◆ TASK REQUIREMENTS ◆
Copy out all of the data exactly as it appears.

[Records from a dataset]
++++++

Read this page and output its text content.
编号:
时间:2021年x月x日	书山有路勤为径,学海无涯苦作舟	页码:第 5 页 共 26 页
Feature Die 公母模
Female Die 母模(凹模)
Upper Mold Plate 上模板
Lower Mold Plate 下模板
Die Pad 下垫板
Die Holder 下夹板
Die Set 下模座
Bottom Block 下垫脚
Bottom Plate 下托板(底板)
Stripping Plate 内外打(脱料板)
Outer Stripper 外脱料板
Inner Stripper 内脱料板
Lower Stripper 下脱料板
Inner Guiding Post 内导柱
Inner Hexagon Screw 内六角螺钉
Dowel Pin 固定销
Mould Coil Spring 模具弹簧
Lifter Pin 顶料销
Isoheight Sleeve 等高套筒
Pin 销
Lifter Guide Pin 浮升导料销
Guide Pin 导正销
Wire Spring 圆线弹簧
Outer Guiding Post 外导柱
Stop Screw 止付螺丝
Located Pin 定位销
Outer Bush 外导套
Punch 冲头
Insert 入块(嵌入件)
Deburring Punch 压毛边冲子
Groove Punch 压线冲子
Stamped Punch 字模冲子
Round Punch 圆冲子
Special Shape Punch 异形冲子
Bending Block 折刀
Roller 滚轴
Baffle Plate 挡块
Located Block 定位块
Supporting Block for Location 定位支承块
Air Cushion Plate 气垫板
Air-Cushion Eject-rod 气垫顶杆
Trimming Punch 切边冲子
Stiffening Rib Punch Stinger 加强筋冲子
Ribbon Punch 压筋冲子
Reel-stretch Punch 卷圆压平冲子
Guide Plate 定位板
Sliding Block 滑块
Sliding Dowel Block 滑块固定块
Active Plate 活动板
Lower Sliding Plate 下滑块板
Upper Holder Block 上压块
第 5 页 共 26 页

++++++

◆ THE REPLY ◆
Read this page and output its text content.
编号:
时间:2021年x月x日	书山有路勤为径,学海无涯苦作舟	页码:第 5 页 共 26 页
Feature Die 公母模
Female Die 母模(凹模)
Upper Mold Plate 上模板
Lower Mold Plate 下模板
Die Pad 下垫板
Die Holder 下夹板
Die Set 下模座
Bottom Block 下垫脚
Bottom Plate 下托板(底板)
Stripping Plate 内外打(脱料板)
Outer Stripper 外脱料板
Inner Stripper 内脱料板
Lower Stripper 下脱料板
Inner Guiding Post 内导柱
Inner Hexagon Screw 内六角螺钉
Dowel Pin 固定销
Mould Coil Spring 模具弹簧
Lifter Pin 顶料销
Isoheight Sleeve 等高套筒
Pin 销
Lifter Guide Pin 浮升导料销
Guide Pin 导正销
Wire Spring 圆线弹簧
Outer Guiding Post 外导柱
Stop Screw 止付螺丝
Located Pin 定位销
Outer Bush 外导套
Punch 冲头
Insert 入块(嵌入件)
Deburring Punch 压毛边冲子
Groove Punch 压线冲子
Stamped Punch 字模冲子
Round Punch 圆冲子
Special Shape Punch 异形冲子
Bending Block 折刀
Roller 滚轴
Baffle Plate 挡块
Located Block 定位块
Supporting Block for Location 定位支承块
Air Cushion Plate 气垫板
Air-Cushion Eject-rod 气垫顶杆
Trimming Punch 切边冲子
Stiffening Rib Punch Stinger 加强筋冲子
Ribbon Punch 压筋冲子
Reel-stretch Punch 卷圆压平冲子
Guide Plate 定位板
Sliding Block 滑块
Sliding Dowel Block 滑块固定块
Active Plate 活动板
Lower Sliding Plate 下滑块板
Upper Holder Block 上压块
第 5 页 共 26 页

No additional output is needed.